Instruction
Copy the records below exactly, omitting any pictures they contain.

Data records
--
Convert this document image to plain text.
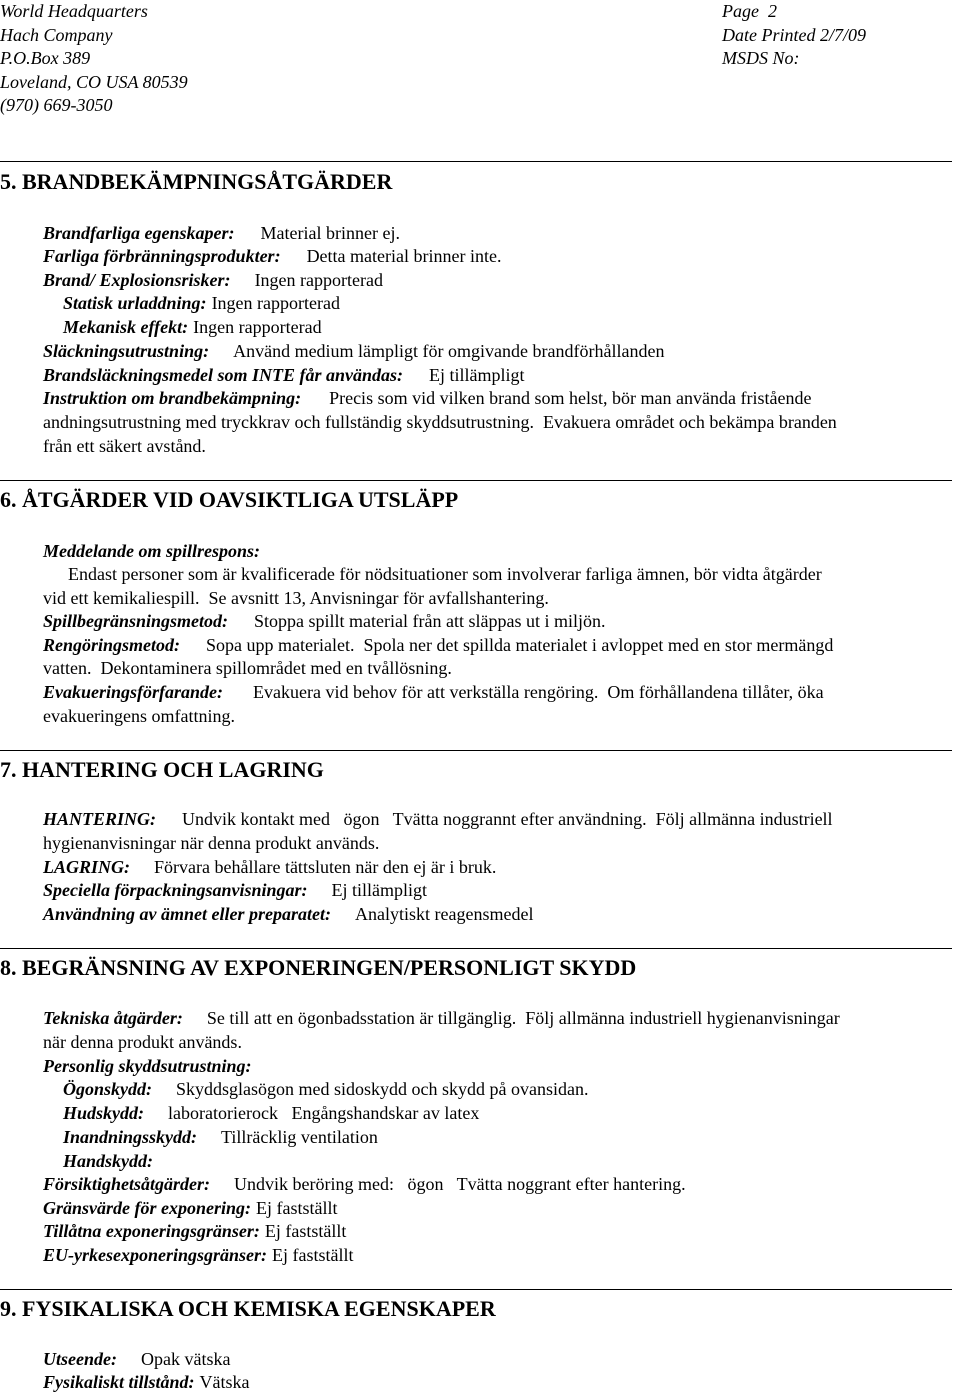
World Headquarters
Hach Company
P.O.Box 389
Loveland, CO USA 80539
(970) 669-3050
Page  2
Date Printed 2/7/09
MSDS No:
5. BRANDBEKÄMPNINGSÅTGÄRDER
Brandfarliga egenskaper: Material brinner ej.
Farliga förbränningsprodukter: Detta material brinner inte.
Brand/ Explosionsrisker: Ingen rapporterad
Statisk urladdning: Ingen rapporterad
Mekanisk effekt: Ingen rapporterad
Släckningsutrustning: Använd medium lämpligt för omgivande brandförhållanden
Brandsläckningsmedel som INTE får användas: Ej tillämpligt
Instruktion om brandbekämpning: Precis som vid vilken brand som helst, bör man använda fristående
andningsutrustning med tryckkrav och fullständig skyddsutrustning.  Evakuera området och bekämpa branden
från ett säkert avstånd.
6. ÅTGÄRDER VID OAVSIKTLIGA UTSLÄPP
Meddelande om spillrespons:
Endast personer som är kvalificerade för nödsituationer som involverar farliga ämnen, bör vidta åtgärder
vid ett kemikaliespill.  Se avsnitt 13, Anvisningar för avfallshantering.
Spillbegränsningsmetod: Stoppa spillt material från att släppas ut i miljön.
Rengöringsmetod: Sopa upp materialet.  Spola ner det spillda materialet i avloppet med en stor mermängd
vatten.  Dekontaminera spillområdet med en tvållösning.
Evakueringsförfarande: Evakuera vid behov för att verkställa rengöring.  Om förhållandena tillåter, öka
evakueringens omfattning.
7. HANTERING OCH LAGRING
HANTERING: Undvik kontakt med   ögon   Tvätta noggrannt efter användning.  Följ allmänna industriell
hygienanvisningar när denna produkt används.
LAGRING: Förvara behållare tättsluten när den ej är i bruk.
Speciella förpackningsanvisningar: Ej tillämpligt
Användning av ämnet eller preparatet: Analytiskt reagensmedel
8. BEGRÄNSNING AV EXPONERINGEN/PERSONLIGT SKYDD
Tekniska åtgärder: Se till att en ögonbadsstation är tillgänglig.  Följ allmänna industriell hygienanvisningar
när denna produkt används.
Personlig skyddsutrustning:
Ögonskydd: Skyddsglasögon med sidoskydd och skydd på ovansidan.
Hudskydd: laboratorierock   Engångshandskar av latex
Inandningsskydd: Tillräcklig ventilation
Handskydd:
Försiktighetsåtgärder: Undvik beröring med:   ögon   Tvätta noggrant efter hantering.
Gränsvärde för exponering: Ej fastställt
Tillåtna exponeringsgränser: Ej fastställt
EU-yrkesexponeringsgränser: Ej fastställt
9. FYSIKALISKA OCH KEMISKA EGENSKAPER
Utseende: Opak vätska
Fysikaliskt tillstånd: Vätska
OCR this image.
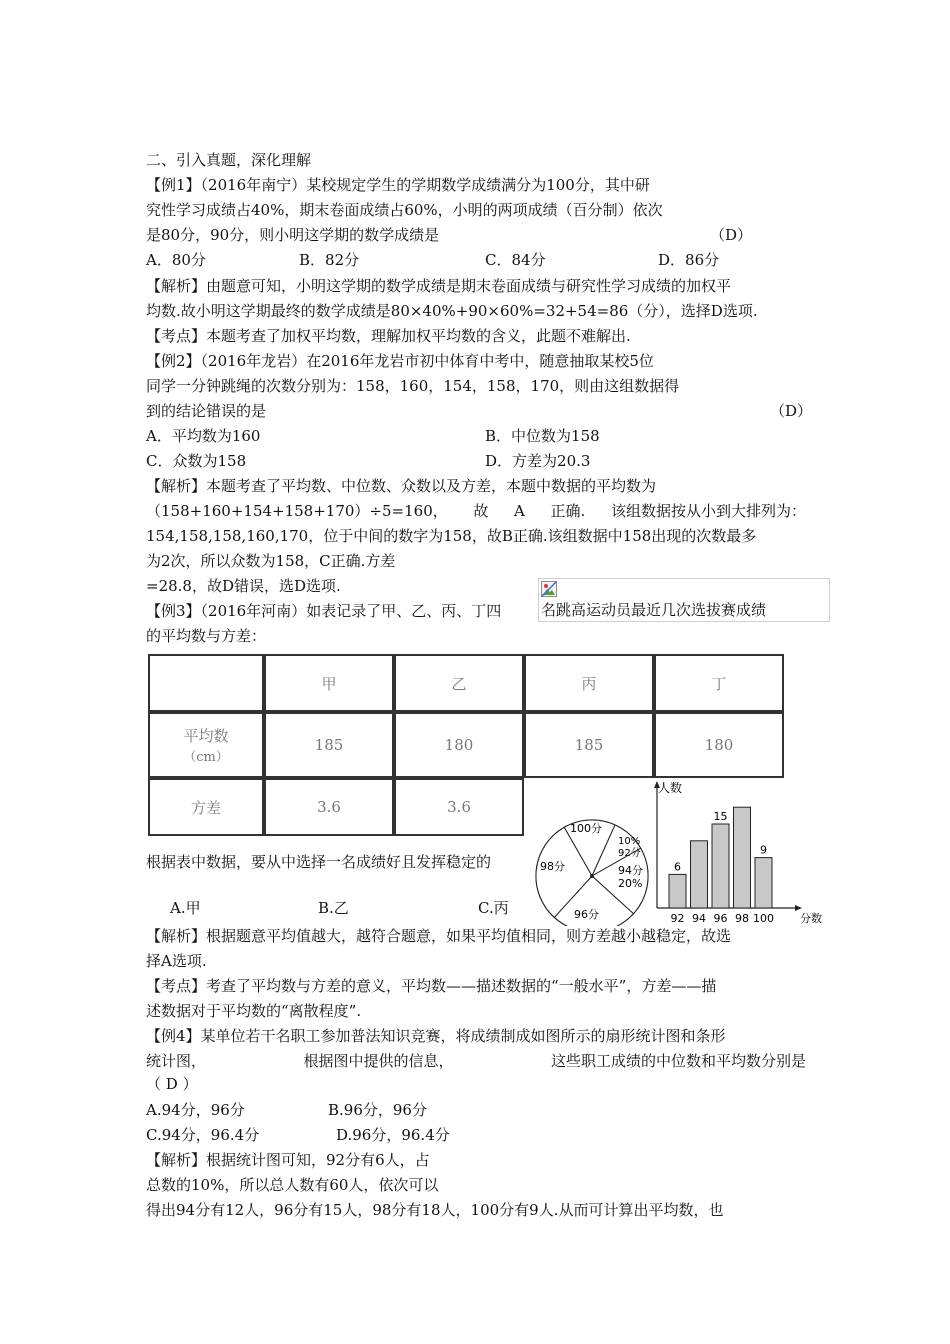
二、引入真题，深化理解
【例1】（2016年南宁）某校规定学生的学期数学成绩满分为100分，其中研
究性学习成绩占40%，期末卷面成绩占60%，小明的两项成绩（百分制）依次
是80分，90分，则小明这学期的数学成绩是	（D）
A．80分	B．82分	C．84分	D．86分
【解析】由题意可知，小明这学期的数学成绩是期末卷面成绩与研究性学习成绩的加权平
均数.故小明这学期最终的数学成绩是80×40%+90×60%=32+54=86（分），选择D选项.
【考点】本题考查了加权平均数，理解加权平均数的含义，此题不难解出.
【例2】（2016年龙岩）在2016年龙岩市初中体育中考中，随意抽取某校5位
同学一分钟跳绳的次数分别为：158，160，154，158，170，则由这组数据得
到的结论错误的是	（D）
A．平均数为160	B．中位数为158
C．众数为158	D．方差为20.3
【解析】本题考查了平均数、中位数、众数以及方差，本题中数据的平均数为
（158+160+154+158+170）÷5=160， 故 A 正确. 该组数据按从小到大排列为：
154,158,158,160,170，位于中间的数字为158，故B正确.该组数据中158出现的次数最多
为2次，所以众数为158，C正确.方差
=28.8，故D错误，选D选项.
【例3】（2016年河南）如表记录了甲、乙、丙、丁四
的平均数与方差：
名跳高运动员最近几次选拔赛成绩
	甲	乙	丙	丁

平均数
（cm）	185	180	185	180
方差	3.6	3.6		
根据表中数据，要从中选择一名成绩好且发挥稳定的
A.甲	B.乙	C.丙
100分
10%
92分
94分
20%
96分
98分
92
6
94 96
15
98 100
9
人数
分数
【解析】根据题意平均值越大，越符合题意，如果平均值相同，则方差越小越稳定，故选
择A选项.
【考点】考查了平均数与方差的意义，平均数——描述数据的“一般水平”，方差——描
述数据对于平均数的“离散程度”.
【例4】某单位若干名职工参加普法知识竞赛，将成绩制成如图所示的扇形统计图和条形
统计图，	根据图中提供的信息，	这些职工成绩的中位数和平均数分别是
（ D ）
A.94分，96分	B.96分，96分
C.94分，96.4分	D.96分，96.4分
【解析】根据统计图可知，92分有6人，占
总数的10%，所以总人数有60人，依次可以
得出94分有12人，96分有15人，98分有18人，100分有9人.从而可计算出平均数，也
--
Solution
Convert this document image to plain text.
World Headquarters
Hach Company
P.O.Box 389
Loveland, CO USA 80539
(970) 669-3050
Page  2
Date Printed 2/7/09
MSDS No:
5. BRANDBEKÄMPNINGSÅTGÄRDER
Brandfarliga egenskaper: Material brinner ej.
Farliga förbränningsprodukter: Detta material brinner inte.
Brand/ Explosionsrisker: Ingen rapporterad
Statisk urladdning: Ingen rapporterad
Mekanisk effekt: Ingen rapporterad
Släckningsutrustning: Använd medium lämpligt för omgivande brandförhållanden
Brandsläckningsmedel som INTE får användas: Ej tillämpligt
Instruktion om brandbekämpning: Precis som vid vilken brand som helst, bör man använda fristående
andningsutrustning med tryckkrav och fullständig skyddsutrustning.  Evakuera området och bekämpa branden
från ett säkert avstånd.
6. ÅTGÄRDER VID OAVSIKTLIGA UTSLÄPP
Meddelande om spillrespons:
Endast personer som är kvalificerade för nödsituationer som involverar farliga ämnen, bör vidta åtgärder
vid ett kemikaliespill.  Se avsnitt 13, Anvisningar för avfallshantering.
Spillbegränsningsmetod: Stoppa spillt material från att släppas ut i miljön.
Rengöringsmetod: Sopa upp materialet.  Spola ner det spillda materialet i avloppet med en stor mermängd
vatten.  Dekontaminera spillområdet med en tvållösning.
Evakueringsförfarande: Evakuera vid behov för att verkställa rengöring.  Om förhållandena tillåter, öka
evakueringens omfattning.
7. HANTERING OCH LAGRING
HANTERING: Undvik kontakt med   ögon   Tvätta noggrannt efter användning.  Följ allmänna industriell
hygienanvisningar när denna produkt används.
LAGRING: Förvara behållare tättsluten när den ej är i bruk.
Speciella förpackningsanvisningar: Ej tillämpligt
Användning av ämnet eller preparatet: Analytiskt reagensmedel
8. BEGRÄNSNING AV EXPONERINGEN/PERSONLIGT SKYDD
Tekniska åtgärder: Se till att en ögonbadsstation är tillgänglig.  Följ allmänna industriell hygienanvisningar
när denna produkt används.
Personlig skyddsutrustning:
Ögonskydd: Skyddsglasögon med sidoskydd och skydd på ovansidan.
Hudskydd: laboratorierock   Engångshandskar av latex
Inandningsskydd: Tillräcklig ventilation
Handskydd:
Försiktighetsåtgärder: Undvik beröring med:   ögon   Tvätta noggrant efter hantering.
Gränsvärde för exponering: Ej fastställt
Tillåtna exponeringsgränser: Ej fastställt
EU-yrkesexponeringsgränser: Ej fastställt
9. FYSIKALISKA OCH KEMISKA EGENSKAPER
Utseende: Opak vätska
Fysikaliskt tillstånd: Vätska
OCR this image.
二、引入真题，深化理解
【例1】（2016年南宁）某校规定学生的学期数学成绩满分为100分，其中研
究性学习成绩占40%，期末卷面成绩占60%，小明的两项成绩（百分制）依次
是80分，90分，则小明这学期的数学成绩是	（D）
A．80分	B．82分	C．84分	D．86分
【解析】由题意可知，小明这学期的数学成绩是期末卷面成绩与研究性学习成绩的加权平
均数.故小明这学期最终的数学成绩是80×40%+90×60%=32+54=86（分），选择D选项.
【考点】本题考查了加权平均数，理解加权平均数的含义，此题不难解出.
【例2】（2016年龙岩）在2016年龙岩市初中体育中考中，随意抽取某校5位
同学一分钟跳绳的次数分别为：158，160，154，158，170，则由这组数据得
到的结论错误的是	（D）
A．平均数为160	B．中位数为158
C．众数为158	D．方差为20.3
【解析】本题考查了平均数、中位数、众数以及方差，本题中数据的平均数为
（158+160+154+158+170）÷5=160， 故 A 正确. 该组数据按从小到大排列为：
154,158,158,160,170，位于中间的数字为158，故B正确.该组数据中158出现的次数最多
为2次，所以众数为158，C正确.方差
=28.8，故D错误，选D选项.
【例3】（2016年河南）如表记录了甲、乙、丙、丁四
的平均数与方差：
名跳高运动员最近几次选拔赛成绩
	甲	乙	丙	丁

平均数
（cm）	185	180	185	180
方差	3.6	3.6		
根据表中数据，要从中选择一名成绩好且发挥稳定的
A.甲	B.乙	C.丙
100分
10%
92分
94分
20%
96分
98分
92
6
94 96
15
98 100
9
人数
分数
【解析】根据题意平均值越大，越符合题意，如果平均值相同，则方差越小越稳定，故选
择A选项.
【考点】考查了平均数与方差的意义，平均数——描述数据的“一般水平”，方差——描
述数据对于平均数的“离散程度”.
【例4】某单位若干名职工参加普法知识竞赛，将成绩制成如图所示的扇形统计图和条形
统计图，	根据图中提供的信息，	这些职工成绩的中位数和平均数分别是
（ D ）
A.94分，96分	B.96分，96分
C.94分，96.4分	D.96分，96.4分
【解析】根据统计图可知，92分有6人，占
总数的10%，所以总人数有60人，依次可以
得出94分有12人，96分有15人，98分有18人，100分有9人.从而可计算出平均数，也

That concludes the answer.